*WHAT IS REQUIRED*. Would you return all of this data exactly, leaving nothing out?

========

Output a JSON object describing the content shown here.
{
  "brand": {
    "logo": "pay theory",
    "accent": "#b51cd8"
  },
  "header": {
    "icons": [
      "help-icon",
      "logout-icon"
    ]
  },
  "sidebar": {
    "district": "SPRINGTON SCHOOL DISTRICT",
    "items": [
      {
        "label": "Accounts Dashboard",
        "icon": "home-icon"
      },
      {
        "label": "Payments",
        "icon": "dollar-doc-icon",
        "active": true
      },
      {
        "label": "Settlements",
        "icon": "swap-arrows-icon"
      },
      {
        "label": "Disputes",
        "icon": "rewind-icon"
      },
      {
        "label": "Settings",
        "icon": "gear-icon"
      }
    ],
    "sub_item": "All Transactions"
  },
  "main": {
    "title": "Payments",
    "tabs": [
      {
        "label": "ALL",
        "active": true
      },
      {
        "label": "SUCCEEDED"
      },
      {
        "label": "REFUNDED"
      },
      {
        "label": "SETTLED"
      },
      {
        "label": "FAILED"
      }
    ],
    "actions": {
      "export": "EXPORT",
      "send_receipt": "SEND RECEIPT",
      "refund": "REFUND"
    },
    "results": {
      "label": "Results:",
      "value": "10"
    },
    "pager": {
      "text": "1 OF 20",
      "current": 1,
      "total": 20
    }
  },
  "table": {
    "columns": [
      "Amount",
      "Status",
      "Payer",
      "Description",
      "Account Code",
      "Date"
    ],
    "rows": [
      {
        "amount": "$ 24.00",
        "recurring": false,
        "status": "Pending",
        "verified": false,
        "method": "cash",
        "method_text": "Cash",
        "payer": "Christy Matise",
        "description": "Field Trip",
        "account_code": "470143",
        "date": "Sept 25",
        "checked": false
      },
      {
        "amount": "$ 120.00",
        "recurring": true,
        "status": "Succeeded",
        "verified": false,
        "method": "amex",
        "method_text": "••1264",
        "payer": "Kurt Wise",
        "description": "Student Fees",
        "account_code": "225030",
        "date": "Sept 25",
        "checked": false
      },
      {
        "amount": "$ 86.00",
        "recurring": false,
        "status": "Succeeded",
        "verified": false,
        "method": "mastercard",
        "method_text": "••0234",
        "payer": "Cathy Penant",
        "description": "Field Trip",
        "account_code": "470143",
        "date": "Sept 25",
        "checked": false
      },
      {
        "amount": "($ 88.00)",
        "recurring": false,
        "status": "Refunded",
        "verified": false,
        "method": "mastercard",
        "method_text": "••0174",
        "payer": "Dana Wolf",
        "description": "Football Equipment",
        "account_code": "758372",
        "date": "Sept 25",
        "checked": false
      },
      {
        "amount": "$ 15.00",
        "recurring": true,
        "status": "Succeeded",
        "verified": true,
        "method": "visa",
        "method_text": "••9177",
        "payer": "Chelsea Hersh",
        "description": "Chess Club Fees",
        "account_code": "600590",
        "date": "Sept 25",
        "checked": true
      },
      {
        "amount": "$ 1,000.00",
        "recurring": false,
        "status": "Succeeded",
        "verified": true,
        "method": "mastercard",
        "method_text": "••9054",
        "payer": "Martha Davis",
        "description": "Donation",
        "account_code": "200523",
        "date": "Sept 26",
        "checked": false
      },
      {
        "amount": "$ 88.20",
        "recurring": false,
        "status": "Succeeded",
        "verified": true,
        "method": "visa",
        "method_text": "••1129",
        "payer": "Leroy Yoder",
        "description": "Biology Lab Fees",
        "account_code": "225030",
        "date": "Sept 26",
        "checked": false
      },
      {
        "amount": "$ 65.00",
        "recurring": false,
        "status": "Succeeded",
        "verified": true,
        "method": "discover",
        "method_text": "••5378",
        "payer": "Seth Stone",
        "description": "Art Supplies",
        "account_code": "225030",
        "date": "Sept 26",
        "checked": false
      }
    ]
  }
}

========

*OUTPUT OF THE TASK*.
Output a JSON object describing the content shown here.
{
  "brand": {
    "logo": "pay theory",
    "accent": "#b51cd8"
  },
  "header": {
    "icons": [
      "help-icon",
      "logout-icon"
    ]
  },
  "sidebar": {
    "district": "SPRINGTON SCHOOL DISTRICT",
    "items": [
      {
        "label": "Accounts Dashboard",
        "icon": "home-icon"
      },
      {
        "label": "Payments",
        "icon": "dollar-doc-icon",
        "active": true
      },
      {
        "label": "Settlements",
        "icon": "swap-arrows-icon"
      },
      {
        "label": "Disputes",
        "icon": "rewind-icon"
      },
      {
        "label": "Settings",
        "icon": "gear-icon"
      }
    ],
    "sub_item": "All Transactions"
  },
  "main": {
    "title": "Payments",
    "tabs": [
      {
        "label": "ALL",
        "active": true
      },
      {
        "label": "SUCCEEDED"
      },
      {
        "label": "REFUNDED"
      },
      {
        "label": "SETTLED"
      },
      {
        "label": "FAILED"
      }
    ],
    "actions": {
      "export": "EXPORT",
      "send_receipt": "SEND RECEIPT",
      "refund": "REFUND"
    },
    "results": {
      "label": "Results:",
      "value": "10"
    },
    "pager": {
      "text": "1 OF 20",
      "current": 1,
      "total": 20
    }
  },
  "table": {
    "columns": [
      "Amount",
      "Status",
      "Payer",
      "Description",
      "Account Code",
      "Date"
    ],
    "rows": [
      {
        "amount": "$ 24.00",
        "recurring": false,
        "status": "Pending",
        "verified": false,
        "method": "cash",
        "method_text": "Cash",
        "payer": "Christy Matise",
        "description": "Field Trip",
        "account_code": "470143",
        "date": "Sept 25",
        "checked": false
      },
      {
        "amount": "$ 120.00",
        "recurring": true,
        "status": "Succeeded",
        "verified": false,
        "method": "amex",
        "method_text": "••1264",
        "payer": "Kurt Wise",
        "description": "Student Fees",
        "account_code": "225030",
        "date": "Sept 25",
        "checked": false
      },
      {
        "amount": "$ 86.00",
        "recurring": false,
        "status": "Succeeded",
        "verified": false,
        "method": "mastercard",
        "method_text": "••0234",
        "payer": "Cathy Penant",
        "description": "Field Trip",
        "account_code": "470143",
        "date": "Sept 25",
        "checked": false
      },
      {
        "amount": "($ 88.00)",
        "recurring": false,
        "status": "Refunded",
        "verified": false,
        "method": "mastercard",
        "method_text": "••0174",
        "payer": "Dana Wolf",
        "description": "Football Equipment",
        "account_code": "758372",
        "date": "Sept 25",
        "checked": false
      },
      {
        "amount": "$ 15.00",
        "recurring": true,
        "status": "Succeeded",
        "verified": true,
        "method": "visa",
        "method_text": "••9177",
        "payer": "Chelsea Hersh",
        "description": "Chess Club Fees",
        "account_code": "600590",
        "date": "Sept 25",
        "checked": true
      },
      {
        "amount": "$ 1,000.00",
        "recurring": false,
        "status": "Succeeded",
        "verified": true,
        "method": "mastercard",
        "method_text": "••9054",
        "payer": "Martha Davis",
        "description": "Donation",
        "account_code": "200523",
        "date": "Sept 26",
        "checked": false
      },
      {
        "amount": "$ 88.20",
        "recurring": false,
        "status": "Succeeded",
        "verified": true,
        "method": "visa",
        "method_text": "••1129",
        "payer": "Leroy Yoder",
        "description": "Biology Lab Fees",
        "account_code": "225030",
        "date": "Sept 26",
        "checked": false
      },
      {
        "amount": "$ 65.00",
        "recurring": false,
        "status": "Succeeded",
        "verified": true,
        "method": "discover",
        "method_text": "••5378",
        "payer": "Seth Stone",
        "description": "Art Supplies",
        "account_code": "225030",
        "date": "Sept 26",
        "checked": false
      }
    ]
  }
}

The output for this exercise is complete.